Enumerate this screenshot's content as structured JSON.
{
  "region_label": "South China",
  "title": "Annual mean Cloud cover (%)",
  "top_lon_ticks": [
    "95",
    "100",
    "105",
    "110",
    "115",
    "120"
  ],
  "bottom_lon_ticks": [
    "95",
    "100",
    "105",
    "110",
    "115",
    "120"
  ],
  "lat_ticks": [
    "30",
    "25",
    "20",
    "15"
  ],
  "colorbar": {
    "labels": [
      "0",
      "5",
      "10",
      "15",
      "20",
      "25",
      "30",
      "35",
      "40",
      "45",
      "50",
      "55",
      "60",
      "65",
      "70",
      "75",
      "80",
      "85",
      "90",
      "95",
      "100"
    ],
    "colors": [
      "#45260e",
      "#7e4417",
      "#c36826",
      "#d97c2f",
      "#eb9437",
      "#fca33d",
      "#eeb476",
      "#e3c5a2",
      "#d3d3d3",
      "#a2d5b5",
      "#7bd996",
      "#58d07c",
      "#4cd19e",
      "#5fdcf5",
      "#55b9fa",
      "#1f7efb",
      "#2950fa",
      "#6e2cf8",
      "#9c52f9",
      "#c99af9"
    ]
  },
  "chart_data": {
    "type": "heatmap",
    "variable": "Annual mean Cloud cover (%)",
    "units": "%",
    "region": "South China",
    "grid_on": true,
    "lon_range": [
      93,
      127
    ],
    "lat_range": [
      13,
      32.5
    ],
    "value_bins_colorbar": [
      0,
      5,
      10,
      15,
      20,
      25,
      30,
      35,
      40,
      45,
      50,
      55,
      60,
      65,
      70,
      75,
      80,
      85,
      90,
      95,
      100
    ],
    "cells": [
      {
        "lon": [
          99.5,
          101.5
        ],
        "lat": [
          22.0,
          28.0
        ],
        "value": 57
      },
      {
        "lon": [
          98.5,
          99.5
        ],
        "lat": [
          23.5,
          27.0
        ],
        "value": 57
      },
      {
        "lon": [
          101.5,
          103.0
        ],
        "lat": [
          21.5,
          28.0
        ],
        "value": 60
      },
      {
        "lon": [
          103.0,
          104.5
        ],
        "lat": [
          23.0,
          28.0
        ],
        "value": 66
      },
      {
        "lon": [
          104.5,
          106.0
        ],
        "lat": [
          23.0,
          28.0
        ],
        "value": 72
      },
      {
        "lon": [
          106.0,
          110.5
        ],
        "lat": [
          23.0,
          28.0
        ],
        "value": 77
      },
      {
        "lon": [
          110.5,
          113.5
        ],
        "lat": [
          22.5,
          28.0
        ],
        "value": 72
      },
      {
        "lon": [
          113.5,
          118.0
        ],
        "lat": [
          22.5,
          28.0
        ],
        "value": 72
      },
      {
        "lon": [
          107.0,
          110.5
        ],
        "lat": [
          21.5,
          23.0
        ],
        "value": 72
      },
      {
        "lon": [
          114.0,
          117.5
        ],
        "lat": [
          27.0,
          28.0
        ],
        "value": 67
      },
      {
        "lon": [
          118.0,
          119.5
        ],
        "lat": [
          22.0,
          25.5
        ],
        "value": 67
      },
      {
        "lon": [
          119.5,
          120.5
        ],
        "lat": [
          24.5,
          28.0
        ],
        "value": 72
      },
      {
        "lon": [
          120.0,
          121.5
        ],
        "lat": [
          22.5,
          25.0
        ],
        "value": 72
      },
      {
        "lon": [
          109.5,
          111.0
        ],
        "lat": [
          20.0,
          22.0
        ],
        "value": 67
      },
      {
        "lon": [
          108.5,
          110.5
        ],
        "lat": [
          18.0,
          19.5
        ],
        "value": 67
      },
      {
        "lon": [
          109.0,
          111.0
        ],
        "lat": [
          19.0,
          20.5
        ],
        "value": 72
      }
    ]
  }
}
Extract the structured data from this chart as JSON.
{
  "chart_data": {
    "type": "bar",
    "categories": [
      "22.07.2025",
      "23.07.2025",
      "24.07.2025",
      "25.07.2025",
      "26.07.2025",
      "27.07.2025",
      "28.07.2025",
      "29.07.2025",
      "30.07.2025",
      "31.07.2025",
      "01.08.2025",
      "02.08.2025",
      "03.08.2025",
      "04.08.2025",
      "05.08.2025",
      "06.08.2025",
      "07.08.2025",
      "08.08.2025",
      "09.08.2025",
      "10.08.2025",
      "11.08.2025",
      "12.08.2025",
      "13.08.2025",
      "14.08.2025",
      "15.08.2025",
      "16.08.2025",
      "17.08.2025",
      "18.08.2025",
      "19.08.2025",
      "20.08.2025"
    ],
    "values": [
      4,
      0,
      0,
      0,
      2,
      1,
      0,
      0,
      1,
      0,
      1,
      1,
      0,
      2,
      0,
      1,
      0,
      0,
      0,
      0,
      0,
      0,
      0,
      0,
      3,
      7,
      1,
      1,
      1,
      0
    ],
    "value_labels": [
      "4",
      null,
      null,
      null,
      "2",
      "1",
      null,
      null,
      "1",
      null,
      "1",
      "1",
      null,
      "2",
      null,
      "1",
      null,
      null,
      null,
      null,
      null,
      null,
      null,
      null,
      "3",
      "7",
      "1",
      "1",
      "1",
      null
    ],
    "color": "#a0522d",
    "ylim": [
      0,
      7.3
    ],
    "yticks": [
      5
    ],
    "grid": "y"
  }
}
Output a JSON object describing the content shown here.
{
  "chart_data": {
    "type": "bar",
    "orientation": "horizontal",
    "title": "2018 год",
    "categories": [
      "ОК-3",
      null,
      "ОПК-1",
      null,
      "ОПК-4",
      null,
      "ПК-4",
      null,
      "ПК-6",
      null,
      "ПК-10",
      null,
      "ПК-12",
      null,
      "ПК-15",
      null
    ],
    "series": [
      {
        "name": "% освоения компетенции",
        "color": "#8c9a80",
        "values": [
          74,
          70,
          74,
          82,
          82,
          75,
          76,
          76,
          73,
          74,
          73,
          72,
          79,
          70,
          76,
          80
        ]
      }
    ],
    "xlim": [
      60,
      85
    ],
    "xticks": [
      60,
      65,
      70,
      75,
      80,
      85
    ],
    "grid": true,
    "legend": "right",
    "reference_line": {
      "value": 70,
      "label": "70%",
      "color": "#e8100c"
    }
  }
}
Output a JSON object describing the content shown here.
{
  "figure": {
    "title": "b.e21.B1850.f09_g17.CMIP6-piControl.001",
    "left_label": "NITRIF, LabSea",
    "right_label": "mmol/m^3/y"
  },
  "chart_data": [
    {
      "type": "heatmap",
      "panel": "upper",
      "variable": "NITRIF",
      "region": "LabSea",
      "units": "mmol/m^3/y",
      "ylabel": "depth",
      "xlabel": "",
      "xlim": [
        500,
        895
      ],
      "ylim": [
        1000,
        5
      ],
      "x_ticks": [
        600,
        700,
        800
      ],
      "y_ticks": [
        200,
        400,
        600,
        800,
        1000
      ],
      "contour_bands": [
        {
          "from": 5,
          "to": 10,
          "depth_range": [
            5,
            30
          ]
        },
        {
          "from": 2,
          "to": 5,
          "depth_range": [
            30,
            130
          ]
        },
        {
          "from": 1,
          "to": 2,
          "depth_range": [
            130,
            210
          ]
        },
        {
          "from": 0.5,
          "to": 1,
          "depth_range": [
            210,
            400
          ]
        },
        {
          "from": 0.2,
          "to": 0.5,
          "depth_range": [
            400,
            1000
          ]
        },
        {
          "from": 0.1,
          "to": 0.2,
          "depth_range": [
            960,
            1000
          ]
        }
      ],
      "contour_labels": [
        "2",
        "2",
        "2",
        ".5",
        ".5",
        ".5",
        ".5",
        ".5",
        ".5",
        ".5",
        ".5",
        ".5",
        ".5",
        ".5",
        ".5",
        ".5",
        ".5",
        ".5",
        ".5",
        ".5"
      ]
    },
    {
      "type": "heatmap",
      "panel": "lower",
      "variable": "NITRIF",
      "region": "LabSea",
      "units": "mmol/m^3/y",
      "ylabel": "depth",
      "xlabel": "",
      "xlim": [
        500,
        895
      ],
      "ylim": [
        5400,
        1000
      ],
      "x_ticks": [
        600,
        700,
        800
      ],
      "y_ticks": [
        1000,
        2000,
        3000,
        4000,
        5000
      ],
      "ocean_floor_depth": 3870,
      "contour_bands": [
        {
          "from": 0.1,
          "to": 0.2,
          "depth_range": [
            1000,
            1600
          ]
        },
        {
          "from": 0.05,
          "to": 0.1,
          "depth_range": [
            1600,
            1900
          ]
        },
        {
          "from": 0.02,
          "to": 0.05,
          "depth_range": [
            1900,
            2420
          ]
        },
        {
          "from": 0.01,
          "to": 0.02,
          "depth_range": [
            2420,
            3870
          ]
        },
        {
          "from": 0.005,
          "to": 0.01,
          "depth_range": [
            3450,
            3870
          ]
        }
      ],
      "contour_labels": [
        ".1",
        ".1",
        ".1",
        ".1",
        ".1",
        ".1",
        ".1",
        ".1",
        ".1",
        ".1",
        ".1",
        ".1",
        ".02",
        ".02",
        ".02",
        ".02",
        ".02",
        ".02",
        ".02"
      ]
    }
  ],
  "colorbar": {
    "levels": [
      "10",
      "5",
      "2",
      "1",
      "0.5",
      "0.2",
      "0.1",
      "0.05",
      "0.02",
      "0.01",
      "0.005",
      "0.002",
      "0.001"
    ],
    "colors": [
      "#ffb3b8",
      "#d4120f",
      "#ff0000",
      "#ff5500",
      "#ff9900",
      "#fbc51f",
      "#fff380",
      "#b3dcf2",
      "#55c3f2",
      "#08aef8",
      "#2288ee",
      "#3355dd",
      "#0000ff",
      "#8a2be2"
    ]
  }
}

___

WHAT IS BEING ASKED:
Collect the complete line wherever the string "structured" appears in the records.

EXERCISE RESULT:
Enumerate this screenshot's content as structured JSON.
Extract the structured data from this chart as JSON.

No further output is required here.